INPUT DATA:
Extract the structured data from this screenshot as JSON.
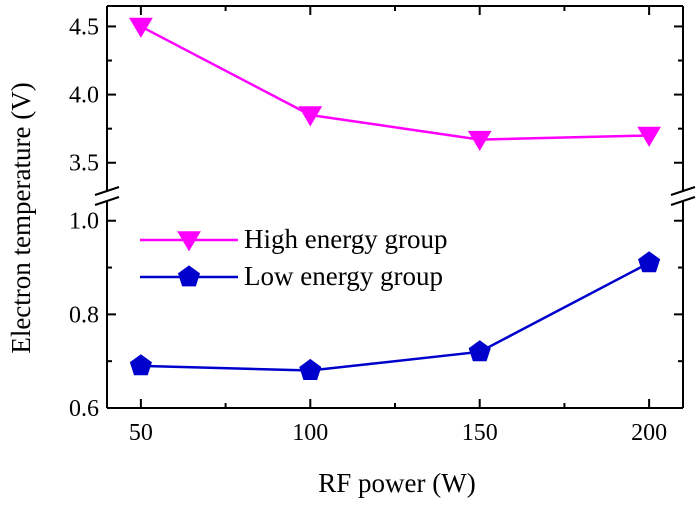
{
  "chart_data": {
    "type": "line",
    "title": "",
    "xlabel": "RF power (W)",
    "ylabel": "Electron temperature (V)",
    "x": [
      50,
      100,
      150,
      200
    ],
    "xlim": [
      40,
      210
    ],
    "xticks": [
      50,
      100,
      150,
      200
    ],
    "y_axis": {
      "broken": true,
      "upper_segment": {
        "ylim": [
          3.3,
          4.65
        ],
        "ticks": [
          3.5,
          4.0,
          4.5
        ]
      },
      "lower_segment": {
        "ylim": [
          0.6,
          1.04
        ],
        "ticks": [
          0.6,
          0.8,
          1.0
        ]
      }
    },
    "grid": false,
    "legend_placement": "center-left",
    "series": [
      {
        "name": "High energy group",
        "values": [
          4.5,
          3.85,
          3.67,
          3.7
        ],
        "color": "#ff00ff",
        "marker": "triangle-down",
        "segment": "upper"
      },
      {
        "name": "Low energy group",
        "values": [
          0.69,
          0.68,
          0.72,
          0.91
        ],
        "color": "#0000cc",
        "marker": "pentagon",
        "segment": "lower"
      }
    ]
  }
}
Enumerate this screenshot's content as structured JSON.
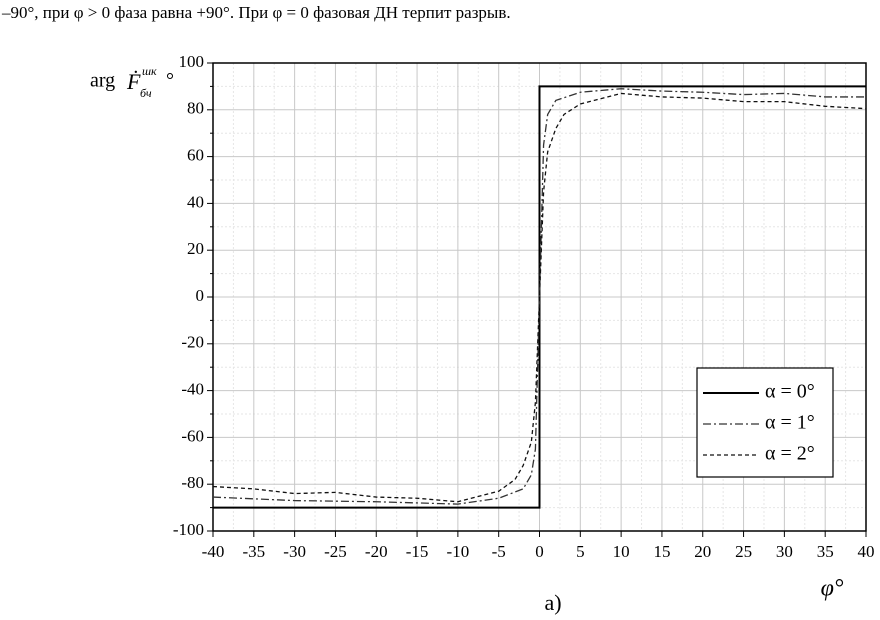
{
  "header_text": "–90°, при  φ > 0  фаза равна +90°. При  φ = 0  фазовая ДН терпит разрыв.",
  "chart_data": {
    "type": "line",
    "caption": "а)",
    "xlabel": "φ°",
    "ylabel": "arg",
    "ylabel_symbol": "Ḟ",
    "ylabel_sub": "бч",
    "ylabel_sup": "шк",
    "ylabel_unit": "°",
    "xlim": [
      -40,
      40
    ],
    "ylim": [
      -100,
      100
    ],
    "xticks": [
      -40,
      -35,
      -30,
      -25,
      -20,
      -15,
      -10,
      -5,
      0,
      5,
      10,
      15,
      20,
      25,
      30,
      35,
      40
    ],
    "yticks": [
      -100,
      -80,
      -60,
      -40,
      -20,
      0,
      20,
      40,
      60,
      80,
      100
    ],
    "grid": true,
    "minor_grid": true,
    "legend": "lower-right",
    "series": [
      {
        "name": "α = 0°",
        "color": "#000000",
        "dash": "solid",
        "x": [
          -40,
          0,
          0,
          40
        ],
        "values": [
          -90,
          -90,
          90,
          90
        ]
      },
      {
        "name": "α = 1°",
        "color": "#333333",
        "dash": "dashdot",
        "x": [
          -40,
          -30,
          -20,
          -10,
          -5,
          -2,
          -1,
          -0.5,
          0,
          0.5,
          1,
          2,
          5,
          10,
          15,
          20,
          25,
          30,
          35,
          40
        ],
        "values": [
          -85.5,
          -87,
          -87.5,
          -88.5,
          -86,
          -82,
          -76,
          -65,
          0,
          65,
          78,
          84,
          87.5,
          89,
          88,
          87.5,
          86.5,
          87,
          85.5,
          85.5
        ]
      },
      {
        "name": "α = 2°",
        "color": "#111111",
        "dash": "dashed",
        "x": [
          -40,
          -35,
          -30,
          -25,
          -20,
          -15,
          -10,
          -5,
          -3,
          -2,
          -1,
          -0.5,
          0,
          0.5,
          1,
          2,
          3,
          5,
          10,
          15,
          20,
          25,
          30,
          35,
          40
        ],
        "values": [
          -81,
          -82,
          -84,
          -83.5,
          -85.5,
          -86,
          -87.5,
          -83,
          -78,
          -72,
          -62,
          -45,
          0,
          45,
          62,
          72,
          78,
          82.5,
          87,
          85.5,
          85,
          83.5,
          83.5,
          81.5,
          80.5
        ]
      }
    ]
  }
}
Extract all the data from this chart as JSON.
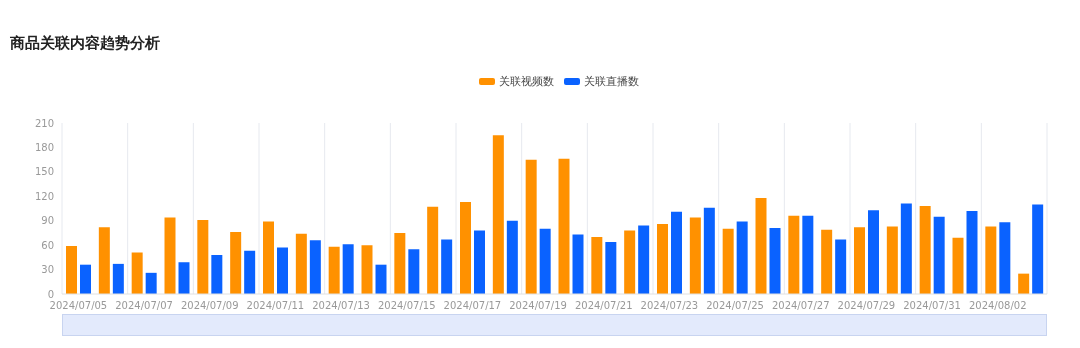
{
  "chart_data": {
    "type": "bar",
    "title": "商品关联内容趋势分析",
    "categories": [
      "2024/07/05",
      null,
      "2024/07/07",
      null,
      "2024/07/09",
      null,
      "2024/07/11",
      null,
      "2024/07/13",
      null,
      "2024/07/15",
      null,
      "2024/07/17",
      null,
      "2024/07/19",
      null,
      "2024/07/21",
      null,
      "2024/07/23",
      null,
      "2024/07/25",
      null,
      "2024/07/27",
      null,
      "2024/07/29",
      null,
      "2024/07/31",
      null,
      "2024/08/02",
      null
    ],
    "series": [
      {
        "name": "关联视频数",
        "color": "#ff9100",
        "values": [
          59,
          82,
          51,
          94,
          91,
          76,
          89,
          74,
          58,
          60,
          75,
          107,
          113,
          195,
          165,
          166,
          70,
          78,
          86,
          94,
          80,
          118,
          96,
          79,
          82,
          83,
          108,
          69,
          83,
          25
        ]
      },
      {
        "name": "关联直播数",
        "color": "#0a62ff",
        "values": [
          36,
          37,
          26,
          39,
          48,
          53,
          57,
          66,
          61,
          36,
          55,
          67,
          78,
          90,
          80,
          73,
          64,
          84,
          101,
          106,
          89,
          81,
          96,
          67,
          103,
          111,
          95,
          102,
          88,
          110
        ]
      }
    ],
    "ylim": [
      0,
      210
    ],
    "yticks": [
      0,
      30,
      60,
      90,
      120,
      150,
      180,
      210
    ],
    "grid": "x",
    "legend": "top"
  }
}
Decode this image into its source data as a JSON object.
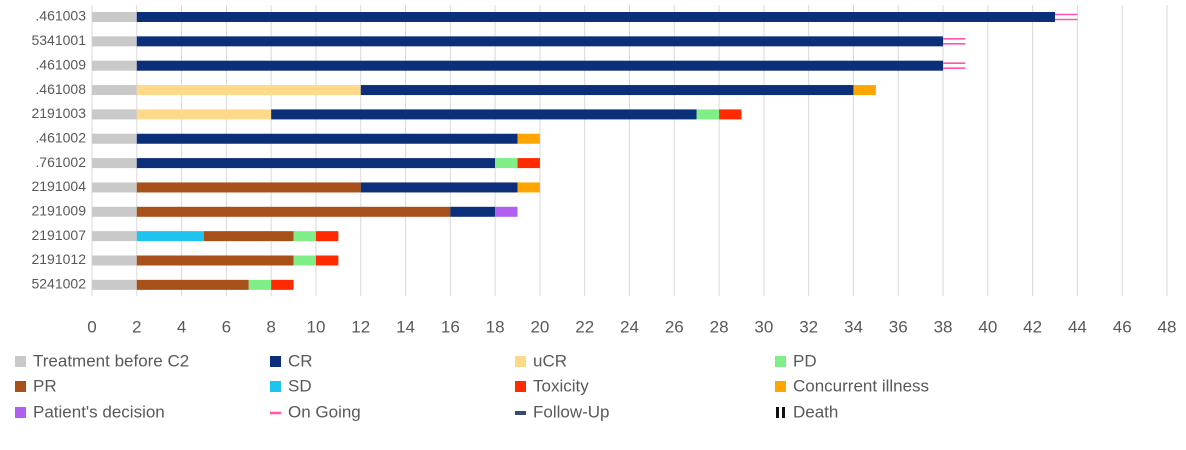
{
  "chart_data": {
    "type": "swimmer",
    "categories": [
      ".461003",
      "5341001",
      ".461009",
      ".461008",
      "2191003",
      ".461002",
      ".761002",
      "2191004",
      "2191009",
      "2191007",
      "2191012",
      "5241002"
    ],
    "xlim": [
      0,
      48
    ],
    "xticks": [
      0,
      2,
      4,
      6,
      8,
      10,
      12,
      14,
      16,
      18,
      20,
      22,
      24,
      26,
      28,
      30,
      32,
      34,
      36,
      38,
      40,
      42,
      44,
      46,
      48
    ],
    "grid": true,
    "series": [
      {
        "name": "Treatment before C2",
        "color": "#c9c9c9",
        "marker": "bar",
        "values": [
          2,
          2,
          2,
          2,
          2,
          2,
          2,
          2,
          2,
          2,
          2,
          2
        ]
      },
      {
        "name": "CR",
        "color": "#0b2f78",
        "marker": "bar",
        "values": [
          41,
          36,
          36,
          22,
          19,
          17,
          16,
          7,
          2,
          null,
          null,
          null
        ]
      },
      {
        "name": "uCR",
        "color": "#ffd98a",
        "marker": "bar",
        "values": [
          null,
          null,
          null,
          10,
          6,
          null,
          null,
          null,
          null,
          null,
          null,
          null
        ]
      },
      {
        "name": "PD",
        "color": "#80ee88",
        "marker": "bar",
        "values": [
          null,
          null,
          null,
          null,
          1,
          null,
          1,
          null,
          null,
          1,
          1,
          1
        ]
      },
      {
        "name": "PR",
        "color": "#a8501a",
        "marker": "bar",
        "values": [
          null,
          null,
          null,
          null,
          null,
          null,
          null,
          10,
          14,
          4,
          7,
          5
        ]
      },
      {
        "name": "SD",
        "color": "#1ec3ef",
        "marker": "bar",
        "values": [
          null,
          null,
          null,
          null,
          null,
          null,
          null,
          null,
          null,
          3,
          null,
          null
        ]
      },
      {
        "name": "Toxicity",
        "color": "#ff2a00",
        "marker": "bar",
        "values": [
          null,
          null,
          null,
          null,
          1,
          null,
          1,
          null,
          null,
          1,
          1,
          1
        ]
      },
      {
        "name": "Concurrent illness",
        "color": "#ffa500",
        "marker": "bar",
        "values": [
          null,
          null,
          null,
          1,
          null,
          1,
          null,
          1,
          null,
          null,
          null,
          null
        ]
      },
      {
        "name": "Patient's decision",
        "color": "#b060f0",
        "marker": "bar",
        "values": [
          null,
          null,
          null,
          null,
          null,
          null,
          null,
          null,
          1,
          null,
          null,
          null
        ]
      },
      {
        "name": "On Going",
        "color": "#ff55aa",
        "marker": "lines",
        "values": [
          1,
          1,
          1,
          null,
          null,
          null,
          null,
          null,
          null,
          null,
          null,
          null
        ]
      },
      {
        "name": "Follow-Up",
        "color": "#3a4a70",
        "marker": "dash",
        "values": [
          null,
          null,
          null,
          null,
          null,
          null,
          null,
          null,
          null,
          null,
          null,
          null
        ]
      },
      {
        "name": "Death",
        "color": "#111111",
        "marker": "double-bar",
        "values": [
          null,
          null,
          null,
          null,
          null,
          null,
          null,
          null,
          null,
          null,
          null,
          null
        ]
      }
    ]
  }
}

TASK PROMPT: Provide the count, and nothing else, of lines in the data above where the word "JSON" occurs.

IN RESPONSE: 4